• Given entries:
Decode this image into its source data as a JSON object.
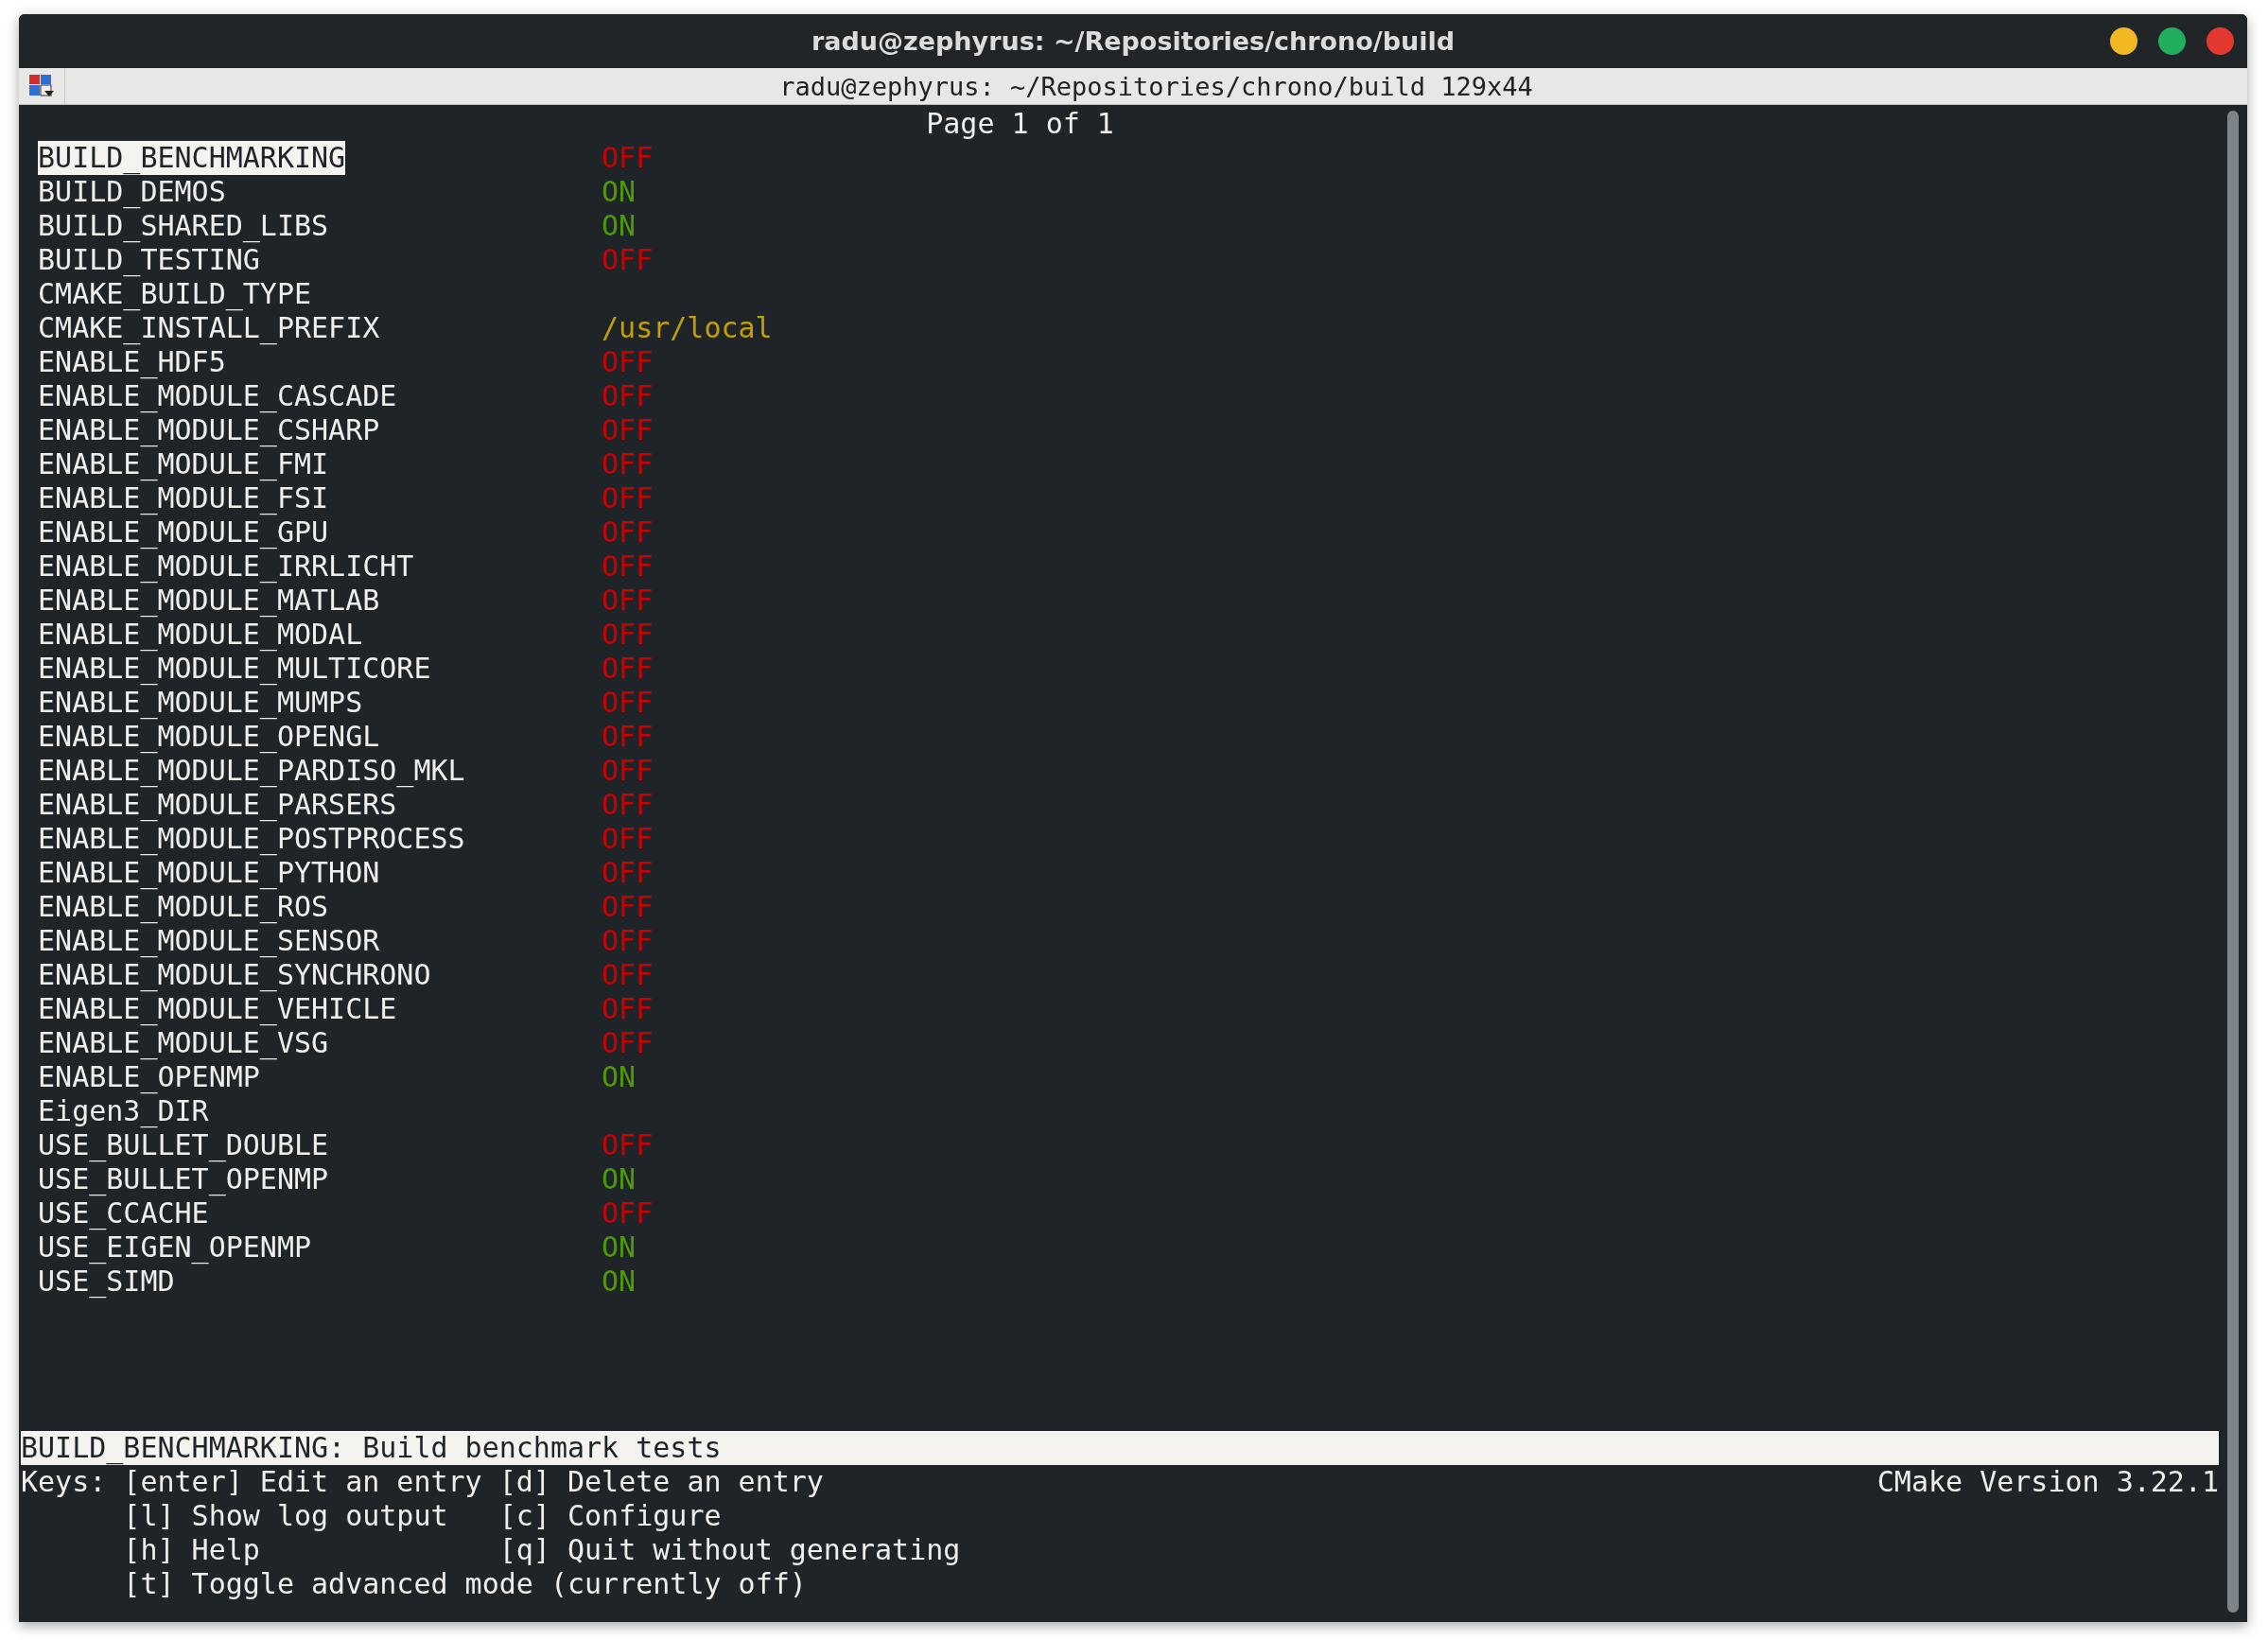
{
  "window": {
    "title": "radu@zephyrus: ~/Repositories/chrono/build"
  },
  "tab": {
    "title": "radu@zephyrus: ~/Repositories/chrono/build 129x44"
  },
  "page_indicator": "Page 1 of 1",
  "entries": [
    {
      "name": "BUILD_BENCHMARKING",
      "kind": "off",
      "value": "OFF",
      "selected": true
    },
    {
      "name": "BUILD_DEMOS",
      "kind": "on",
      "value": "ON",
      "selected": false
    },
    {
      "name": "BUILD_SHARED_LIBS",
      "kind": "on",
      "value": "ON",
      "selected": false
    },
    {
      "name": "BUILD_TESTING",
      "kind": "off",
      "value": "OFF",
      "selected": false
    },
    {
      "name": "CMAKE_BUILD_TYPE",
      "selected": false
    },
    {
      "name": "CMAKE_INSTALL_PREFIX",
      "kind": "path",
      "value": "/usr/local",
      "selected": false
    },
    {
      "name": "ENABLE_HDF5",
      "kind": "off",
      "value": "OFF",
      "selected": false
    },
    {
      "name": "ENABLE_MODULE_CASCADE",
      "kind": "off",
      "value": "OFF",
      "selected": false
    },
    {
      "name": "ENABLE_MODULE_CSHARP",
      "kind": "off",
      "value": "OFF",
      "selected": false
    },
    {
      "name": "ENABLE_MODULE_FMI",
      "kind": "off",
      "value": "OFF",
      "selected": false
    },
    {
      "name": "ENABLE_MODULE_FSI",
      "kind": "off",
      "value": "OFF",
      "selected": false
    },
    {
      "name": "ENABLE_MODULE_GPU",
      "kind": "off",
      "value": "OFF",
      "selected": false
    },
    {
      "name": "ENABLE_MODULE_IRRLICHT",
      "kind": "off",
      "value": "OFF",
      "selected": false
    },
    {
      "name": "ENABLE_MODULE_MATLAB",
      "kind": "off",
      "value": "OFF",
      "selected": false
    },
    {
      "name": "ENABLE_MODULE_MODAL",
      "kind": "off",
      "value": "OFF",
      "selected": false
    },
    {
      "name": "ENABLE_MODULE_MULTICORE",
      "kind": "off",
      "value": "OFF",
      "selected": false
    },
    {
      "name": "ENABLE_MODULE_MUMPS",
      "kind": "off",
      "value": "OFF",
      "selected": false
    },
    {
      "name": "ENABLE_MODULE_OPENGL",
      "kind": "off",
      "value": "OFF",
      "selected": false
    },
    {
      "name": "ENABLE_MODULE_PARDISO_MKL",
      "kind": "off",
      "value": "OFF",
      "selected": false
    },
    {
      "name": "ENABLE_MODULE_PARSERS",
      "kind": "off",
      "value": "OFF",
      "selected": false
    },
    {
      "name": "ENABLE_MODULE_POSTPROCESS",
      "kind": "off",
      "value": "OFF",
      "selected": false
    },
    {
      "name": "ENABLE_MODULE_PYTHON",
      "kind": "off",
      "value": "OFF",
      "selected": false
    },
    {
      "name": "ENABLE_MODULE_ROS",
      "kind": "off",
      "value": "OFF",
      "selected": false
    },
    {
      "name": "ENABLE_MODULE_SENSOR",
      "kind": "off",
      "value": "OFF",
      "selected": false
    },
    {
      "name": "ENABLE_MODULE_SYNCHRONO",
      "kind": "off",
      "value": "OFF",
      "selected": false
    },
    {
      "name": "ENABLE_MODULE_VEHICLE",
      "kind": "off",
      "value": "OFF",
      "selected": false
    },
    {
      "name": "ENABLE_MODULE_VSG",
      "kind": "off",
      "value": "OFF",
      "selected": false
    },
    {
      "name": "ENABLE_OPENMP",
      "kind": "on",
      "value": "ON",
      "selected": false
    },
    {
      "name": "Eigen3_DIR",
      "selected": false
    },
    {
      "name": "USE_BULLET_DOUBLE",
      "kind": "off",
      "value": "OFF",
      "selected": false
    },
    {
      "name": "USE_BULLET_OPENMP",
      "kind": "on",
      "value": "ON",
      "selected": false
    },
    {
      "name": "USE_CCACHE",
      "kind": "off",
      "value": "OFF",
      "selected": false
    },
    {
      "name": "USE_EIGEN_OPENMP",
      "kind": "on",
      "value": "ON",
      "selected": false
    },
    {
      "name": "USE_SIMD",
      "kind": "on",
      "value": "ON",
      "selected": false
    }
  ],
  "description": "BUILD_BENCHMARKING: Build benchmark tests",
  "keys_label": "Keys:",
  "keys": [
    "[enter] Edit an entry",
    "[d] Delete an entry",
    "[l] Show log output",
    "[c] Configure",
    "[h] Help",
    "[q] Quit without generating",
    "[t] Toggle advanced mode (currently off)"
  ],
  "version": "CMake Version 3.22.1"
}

==

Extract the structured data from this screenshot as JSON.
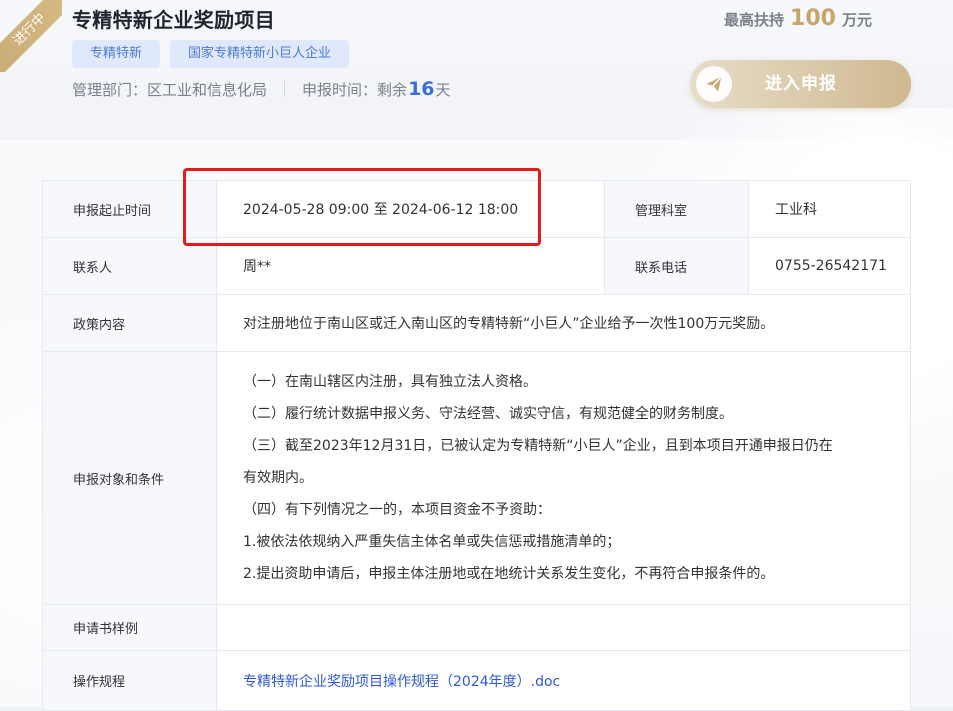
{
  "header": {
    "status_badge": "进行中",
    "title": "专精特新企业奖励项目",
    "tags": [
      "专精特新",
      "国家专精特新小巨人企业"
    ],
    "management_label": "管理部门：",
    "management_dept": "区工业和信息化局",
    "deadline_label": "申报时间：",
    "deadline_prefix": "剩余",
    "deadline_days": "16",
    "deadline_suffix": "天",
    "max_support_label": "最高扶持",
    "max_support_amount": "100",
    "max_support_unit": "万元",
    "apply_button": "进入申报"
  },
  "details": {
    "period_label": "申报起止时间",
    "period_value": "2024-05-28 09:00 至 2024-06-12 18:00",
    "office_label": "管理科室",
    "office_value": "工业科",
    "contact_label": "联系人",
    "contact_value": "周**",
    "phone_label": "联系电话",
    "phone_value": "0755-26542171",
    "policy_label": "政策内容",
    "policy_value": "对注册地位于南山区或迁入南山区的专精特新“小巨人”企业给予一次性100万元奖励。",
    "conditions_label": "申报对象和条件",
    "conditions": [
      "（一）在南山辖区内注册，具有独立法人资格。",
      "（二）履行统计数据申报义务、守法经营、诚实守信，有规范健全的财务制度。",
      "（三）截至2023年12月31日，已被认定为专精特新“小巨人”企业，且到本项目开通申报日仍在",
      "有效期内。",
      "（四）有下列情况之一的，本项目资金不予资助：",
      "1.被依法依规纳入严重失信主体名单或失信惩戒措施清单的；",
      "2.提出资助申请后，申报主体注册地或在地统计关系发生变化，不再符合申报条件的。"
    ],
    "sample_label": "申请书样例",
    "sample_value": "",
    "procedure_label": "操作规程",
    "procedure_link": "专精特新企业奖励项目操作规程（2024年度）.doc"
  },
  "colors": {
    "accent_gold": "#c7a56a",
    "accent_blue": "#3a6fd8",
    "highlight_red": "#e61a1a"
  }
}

• To be done:
In the records above, find each line with the word "entry" and copy it.

• Task result:
    "[enter] Edit an entry",
    "[d] Delete an entry",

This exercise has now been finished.